Journalists reporting on the region record the impact of his investigation of the plight of tribal youth arrested on charges of Maoist activities. His book Jail Mein Band Qaidiyon ka Sach, the truth of the men in jail, exposed the inequity in the justice delivery system for the poor trapped in draconian laws.
This makes him an anti-national in the eyes of the government. His old age, his health condition and perhaps a reluctance to touch a respected priest – two others have a Christian background but were arrested – may have saved Stan from arrest, at least this once.
Romila Thapar in a public interest litigation questioned the arrests, seeking an independent investigation into the case. Thapar, Prabhat Patnaik, Satish Deshpande, highly respected names in academia together with Devaki Jain and activist lawyer Maja Daruwala, the daughter of the late 1971 war hero Field Marshal Sam Manekshaw, the petition is being filed to sub serve larger public interests and to prevent stifling of honest dissent to protect democratic values and the democracy.

- **Requests**
1) Summarize the passage on Stan and the arrests in two sentences.
2) Repeat word for word the part of the passage on Stan and the arrests starting at "Journalists reporting on" and ending at "in draconian laws.".
3) Pick up the passage on Stan and the arrests where it stops, and keep writing it.

- **Material provided**
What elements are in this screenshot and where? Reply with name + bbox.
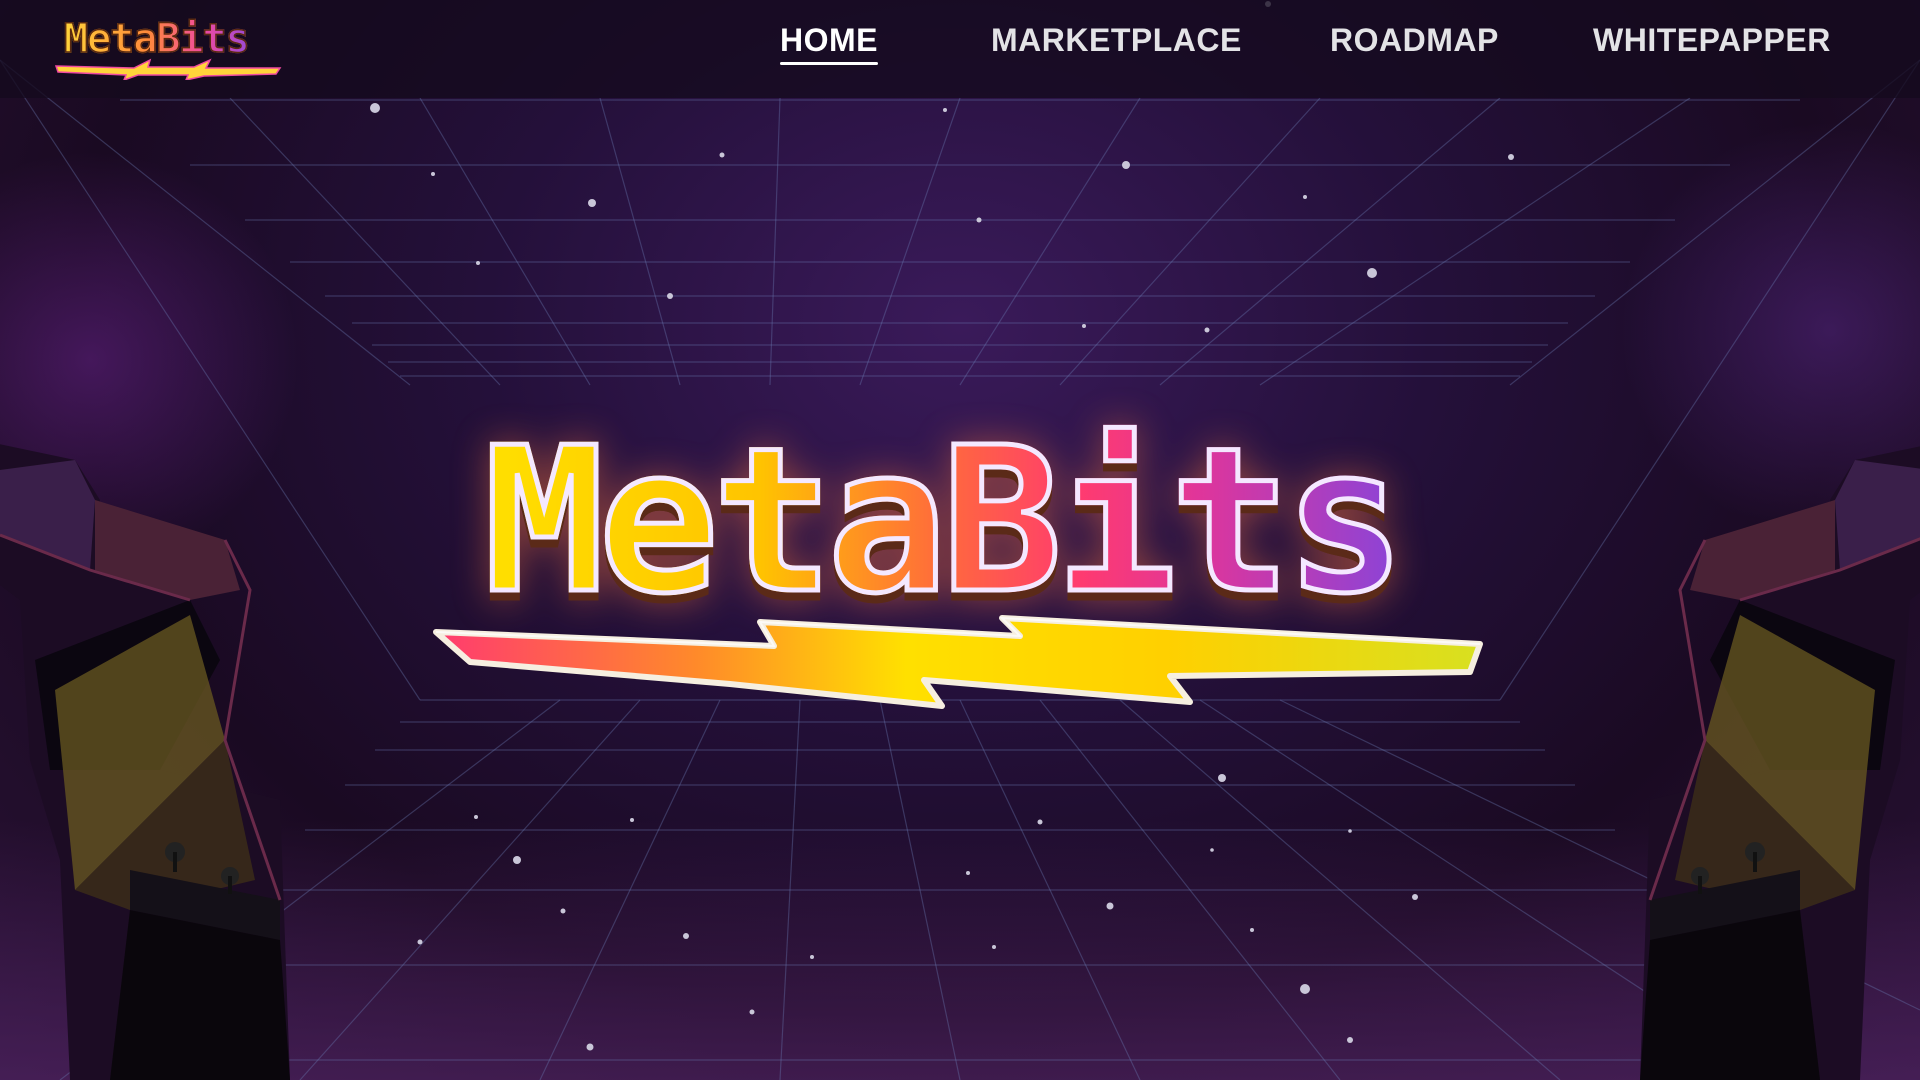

- **Responses by task**
1) Stan's book Jail Mein Band Qaidiyon ka Sach exposed the inequity of the justice system toward poor tribal youth arrested on charges of Maoist activities, and this makes him an anti-national in the government's eyes. His age, his health and perhaps a reluctance to touch a respected priest may have saved him from arrest this once, while Romila Thapar and other respected academics and activists questioned the arrests in a public interest litigation that seeks an independent investigation and aims to prevent the stifling of honest dissent.

2)
Journalists reporting on the region record the impact of his investigation of the plight of tribal youth arrested on charges of Maoist activities. His book Jail Mein Band Qaidiyon ka Sach, the truth of the men in jail, exposed the inequity in the justice delivery system for the poor trapped in draconian laws.

3)
“This petition seeks to bring on record the gross abuse of police power in the country which is intended to stifle if not kill independent voices and a differing ideology from the party in power. The impugned action of the Pune Police is the biggest attack on freedom and liberty of citizens by resorting to high handed powers without credible material and evidence. The entire exercise is to silence dissent, stop people from helping the downtrodden and marginalised people across the Nation and to instil fear in minds of people. The timing of this action leaves much to be desired and appears to be motivated to deflect people’s attention from real issues.”
Prashant Bhushan, their lawyer, said they were moving the Supreme Court not to stop investigation into allegations but to ensure independent and credible investigation by such persons as may be deemed fit under supervision of the court. “Anything short of this will damage the fabric of nation irreparably.”
Bhushan said the fabricated charges under various provisions of the Unlawful Activities Prevention Act (UAPA) and the Indian Penal Code, in which their houses and offices were raided on the 28th of August 2018 were “indiscriminate, unwarranted, part of a malicious campaign to threaten human rights defenders, independent journalists, writers and thinkers in this country, from critiquing the government and its policies and an attempt to muzzle dissent.”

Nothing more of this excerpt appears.